→ **What the task requires**:
Reproduce the data in its entirety, exactly as supplied.

→ **Supplied records**:
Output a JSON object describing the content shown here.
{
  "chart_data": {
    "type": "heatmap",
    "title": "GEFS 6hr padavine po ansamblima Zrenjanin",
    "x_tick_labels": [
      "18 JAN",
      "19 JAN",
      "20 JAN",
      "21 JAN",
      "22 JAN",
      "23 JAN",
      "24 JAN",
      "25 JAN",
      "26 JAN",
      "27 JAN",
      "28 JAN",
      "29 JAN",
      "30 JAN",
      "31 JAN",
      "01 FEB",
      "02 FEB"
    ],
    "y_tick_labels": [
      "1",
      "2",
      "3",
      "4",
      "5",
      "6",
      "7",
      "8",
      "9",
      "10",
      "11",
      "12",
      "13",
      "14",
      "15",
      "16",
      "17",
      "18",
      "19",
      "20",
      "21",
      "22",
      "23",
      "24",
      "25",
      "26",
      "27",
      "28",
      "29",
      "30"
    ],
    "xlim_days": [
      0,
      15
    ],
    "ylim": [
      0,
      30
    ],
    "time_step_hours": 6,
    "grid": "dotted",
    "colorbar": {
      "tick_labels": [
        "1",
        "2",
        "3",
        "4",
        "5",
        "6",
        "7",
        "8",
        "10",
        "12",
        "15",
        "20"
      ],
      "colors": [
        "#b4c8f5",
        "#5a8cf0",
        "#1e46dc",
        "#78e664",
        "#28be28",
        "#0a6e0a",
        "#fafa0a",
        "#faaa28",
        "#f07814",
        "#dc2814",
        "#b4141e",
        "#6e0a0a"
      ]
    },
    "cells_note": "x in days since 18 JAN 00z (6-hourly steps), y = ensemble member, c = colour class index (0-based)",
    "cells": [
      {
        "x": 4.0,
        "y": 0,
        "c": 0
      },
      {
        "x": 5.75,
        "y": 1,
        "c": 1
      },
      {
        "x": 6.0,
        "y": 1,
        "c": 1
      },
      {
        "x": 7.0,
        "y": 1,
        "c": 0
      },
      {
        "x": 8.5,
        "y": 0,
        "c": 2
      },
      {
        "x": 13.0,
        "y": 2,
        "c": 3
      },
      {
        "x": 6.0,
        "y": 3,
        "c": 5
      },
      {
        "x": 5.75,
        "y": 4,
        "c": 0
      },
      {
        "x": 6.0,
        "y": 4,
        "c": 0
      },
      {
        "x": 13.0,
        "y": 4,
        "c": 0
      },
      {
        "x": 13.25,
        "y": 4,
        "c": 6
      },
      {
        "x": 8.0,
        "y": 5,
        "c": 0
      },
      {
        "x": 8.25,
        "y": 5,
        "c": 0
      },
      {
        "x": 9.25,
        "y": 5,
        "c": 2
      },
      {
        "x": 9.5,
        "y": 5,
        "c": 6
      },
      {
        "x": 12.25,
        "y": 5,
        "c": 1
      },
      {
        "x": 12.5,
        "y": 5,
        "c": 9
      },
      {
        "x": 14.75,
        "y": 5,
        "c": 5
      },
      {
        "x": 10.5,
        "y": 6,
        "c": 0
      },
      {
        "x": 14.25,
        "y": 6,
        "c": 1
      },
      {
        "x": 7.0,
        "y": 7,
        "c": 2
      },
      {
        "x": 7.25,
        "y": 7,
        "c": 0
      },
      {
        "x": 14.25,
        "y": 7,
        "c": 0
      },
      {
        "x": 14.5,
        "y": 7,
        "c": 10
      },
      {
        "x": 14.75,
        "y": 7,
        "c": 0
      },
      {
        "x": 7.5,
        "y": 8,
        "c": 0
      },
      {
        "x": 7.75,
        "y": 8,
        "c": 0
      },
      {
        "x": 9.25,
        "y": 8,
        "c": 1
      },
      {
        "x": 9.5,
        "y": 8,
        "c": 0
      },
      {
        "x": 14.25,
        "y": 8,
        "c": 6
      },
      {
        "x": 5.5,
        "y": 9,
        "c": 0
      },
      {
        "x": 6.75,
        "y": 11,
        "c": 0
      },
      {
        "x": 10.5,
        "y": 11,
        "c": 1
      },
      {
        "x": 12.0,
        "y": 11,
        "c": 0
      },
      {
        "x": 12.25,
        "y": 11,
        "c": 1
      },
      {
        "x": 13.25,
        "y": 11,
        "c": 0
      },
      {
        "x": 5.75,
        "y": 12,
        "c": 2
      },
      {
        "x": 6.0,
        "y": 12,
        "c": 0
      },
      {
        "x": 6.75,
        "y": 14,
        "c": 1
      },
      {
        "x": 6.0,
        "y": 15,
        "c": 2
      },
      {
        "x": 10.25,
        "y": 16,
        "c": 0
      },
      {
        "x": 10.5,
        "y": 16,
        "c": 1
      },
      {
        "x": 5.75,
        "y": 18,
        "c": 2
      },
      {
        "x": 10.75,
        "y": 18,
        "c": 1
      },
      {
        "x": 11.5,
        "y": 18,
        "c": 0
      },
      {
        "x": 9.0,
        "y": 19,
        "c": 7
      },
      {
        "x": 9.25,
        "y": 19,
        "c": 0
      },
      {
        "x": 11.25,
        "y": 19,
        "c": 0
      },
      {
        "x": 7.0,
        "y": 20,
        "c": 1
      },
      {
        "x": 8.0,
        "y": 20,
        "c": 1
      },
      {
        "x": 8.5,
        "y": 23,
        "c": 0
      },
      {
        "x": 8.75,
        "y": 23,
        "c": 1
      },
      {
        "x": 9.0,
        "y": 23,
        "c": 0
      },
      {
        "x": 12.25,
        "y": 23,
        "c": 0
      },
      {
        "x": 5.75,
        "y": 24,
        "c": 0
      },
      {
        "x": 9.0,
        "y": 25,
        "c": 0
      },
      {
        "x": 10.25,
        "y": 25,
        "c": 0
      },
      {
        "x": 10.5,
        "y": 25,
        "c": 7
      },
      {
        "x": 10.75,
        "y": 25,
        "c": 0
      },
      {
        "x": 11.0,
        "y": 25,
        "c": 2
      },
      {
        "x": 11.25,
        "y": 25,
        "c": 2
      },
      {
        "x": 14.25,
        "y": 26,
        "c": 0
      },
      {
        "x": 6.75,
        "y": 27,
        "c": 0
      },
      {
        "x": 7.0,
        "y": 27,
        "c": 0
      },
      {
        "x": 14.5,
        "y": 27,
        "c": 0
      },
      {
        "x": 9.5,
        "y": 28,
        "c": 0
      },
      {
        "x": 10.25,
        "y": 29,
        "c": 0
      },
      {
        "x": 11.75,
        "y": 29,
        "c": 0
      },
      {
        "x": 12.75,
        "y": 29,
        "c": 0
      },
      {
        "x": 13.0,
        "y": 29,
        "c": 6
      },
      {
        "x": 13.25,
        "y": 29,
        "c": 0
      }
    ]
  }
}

→ **Correct output**:
Output a JSON object describing the content shown here.
{
  "chart_data": {
    "type": "heatmap",
    "title": "GEFS 6hr padavine po ansamblima Zrenjanin",
    "x_tick_labels": [
      "18 JAN",
      "19 JAN",
      "20 JAN",
      "21 JAN",
      "22 JAN",
      "23 JAN",
      "24 JAN",
      "25 JAN",
      "26 JAN",
      "27 JAN",
      "28 JAN",
      "29 JAN",
      "30 JAN",
      "31 JAN",
      "01 FEB",
      "02 FEB"
    ],
    "y_tick_labels": [
      "1",
      "2",
      "3",
      "4",
      "5",
      "6",
      "7",
      "8",
      "9",
      "10",
      "11",
      "12",
      "13",
      "14",
      "15",
      "16",
      "17",
      "18",
      "19",
      "20",
      "21",
      "22",
      "23",
      "24",
      "25",
      "26",
      "27",
      "28",
      "29",
      "30"
    ],
    "xlim_days": [
      0,
      15
    ],
    "ylim": [
      0,
      30
    ],
    "time_step_hours": 6,
    "grid": "dotted",
    "colorbar": {
      "tick_labels": [
        "1",
        "2",
        "3",
        "4",
        "5",
        "6",
        "7",
        "8",
        "10",
        "12",
        "15",
        "20"
      ],
      "colors": [
        "#b4c8f5",
        "#5a8cf0",
        "#1e46dc",
        "#78e664",
        "#28be28",
        "#0a6e0a",
        "#fafa0a",
        "#faaa28",
        "#f07814",
        "#dc2814",
        "#b4141e",
        "#6e0a0a"
      ]
    },
    "cells_note": "x in days since 18 JAN 00z (6-hourly steps), y = ensemble member, c = colour class index (0-based)",
    "cells": [
      {
        "x": 4.0,
        "y": 0,
        "c": 0
      },
      {
        "x": 5.75,
        "y": 1,
        "c": 1
      },
      {
        "x": 6.0,
        "y": 1,
        "c": 1
      },
      {
        "x": 7.0,
        "y": 1,
        "c": 0
      },
      {
        "x": 8.5,
        "y": 0,
        "c": 2
      },
      {
        "x": 13.0,
        "y": 2,
        "c": 3
      },
      {
        "x": 6.0,
        "y": 3,
        "c": 5
      },
      {
        "x": 5.75,
        "y": 4,
        "c": 0
      },
      {
        "x": 6.0,
        "y": 4,
        "c": 0
      },
      {
        "x": 13.0,
        "y": 4,
        "c": 0
      },
      {
        "x": 13.25,
        "y": 4,
        "c": 6
      },
      {
        "x": 8.0,
        "y": 5,
        "c": 0
      },
      {
        "x": 8.25,
        "y": 5,
        "c": 0
      },
      {
        "x": 9.25,
        "y": 5,
        "c": 2
      },
      {
        "x": 9.5,
        "y": 5,
        "c": 6
      },
      {
        "x": 12.25,
        "y": 5,
        "c": 1
      },
      {
        "x": 12.5,
        "y": 5,
        "c": 9
      },
      {
        "x": 14.75,
        "y": 5,
        "c": 5
      },
      {
        "x": 10.5,
        "y": 6,
        "c": 0
      },
      {
        "x": 14.25,
        "y": 6,
        "c": 1
      },
      {
        "x": 7.0,
        "y": 7,
        "c": 2
      },
      {
        "x": 7.25,
        "y": 7,
        "c": 0
      },
      {
        "x": 14.25,
        "y": 7,
        "c": 0
      },
      {
        "x": 14.5,
        "y": 7,
        "c": 10
      },
      {
        "x": 14.75,
        "y": 7,
        "c": 0
      },
      {
        "x": 7.5,
        "y": 8,
        "c": 0
      },
      {
        "x": 7.75,
        "y": 8,
        "c": 0
      },
      {
        "x": 9.25,
        "y": 8,
        "c": 1
      },
      {
        "x": 9.5,
        "y": 8,
        "c": 0
      },
      {
        "x": 14.25,
        "y": 8,
        "c": 6
      },
      {
        "x": 5.5,
        "y": 9,
        "c": 0
      },
      {
        "x": 6.75,
        "y": 11,
        "c": 0
      },
      {
        "x": 10.5,
        "y": 11,
        "c": 1
      },
      {
        "x": 12.0,
        "y": 11,
        "c": 0
      },
      {
        "x": 12.25,
        "y": 11,
        "c": 1
      },
      {
        "x": 13.25,
        "y": 11,
        "c": 0
      },
      {
        "x": 5.75,
        "y": 12,
        "c": 2
      },
      {
        "x": 6.0,
        "y": 12,
        "c": 0
      },
      {
        "x": 6.75,
        "y": 14,
        "c": 1
      },
      {
        "x": 6.0,
        "y": 15,
        "c": 2
      },
      {
        "x": 10.25,
        "y": 16,
        "c": 0
      },
      {
        "x": 10.5,
        "y": 16,
        "c": 1
      },
      {
        "x": 5.75,
        "y": 18,
        "c": 2
      },
      {
        "x": 10.75,
        "y": 18,
        "c": 1
      },
      {
        "x": 11.5,
        "y": 18,
        "c": 0
      },
      {
        "x": 9.0,
        "y": 19,
        "c": 7
      },
      {
        "x": 9.25,
        "y": 19,
        "c": 0
      },
      {
        "x": 11.25,
        "y": 19,
        "c": 0
      },
      {
        "x": 7.0,
        "y": 20,
        "c": 1
      },
      {
        "x": 8.0,
        "y": 20,
        "c": 1
      },
      {
        "x": 8.5,
        "y": 23,
        "c": 0
      },
      {
        "x": 8.75,
        "y": 23,
        "c": 1
      },
      {
        "x": 9.0,
        "y": 23,
        "c": 0
      },
      {
        "x": 12.25,
        "y": 23,
        "c": 0
      },
      {
        "x": 5.75,
        "y": 24,
        "c": 0
      },
      {
        "x": 9.0,
        "y": 25,
        "c": 0
      },
      {
        "x": 10.25,
        "y": 25,
        "c": 0
      },
      {
        "x": 10.5,
        "y": 25,
        "c": 7
      },
      {
        "x": 10.75,
        "y": 25,
        "c": 0
      },
      {
        "x": 11.0,
        "y": 25,
        "c": 2
      },
      {
        "x": 11.25,
        "y": 25,
        "c": 2
      },
      {
        "x": 14.25,
        "y": 26,
        "c": 0
      },
      {
        "x": 6.75,
        "y": 27,
        "c": 0
      },
      {
        "x": 7.0,
        "y": 27,
        "c": 0
      },
      {
        "x": 14.5,
        "y": 27,
        "c": 0
      },
      {
        "x": 9.5,
        "y": 28,
        "c": 0
      },
      {
        "x": 10.25,
        "y": 29,
        "c": 0
      },
      {
        "x": 11.75,
        "y": 29,
        "c": 0
      },
      {
        "x": 12.75,
        "y": 29,
        "c": 0
      },
      {
        "x": 13.0,
        "y": 29,
        "c": 6
      },
      {
        "x": 13.25,
        "y": 29,
        "c": 0
      }
    ]
  }
}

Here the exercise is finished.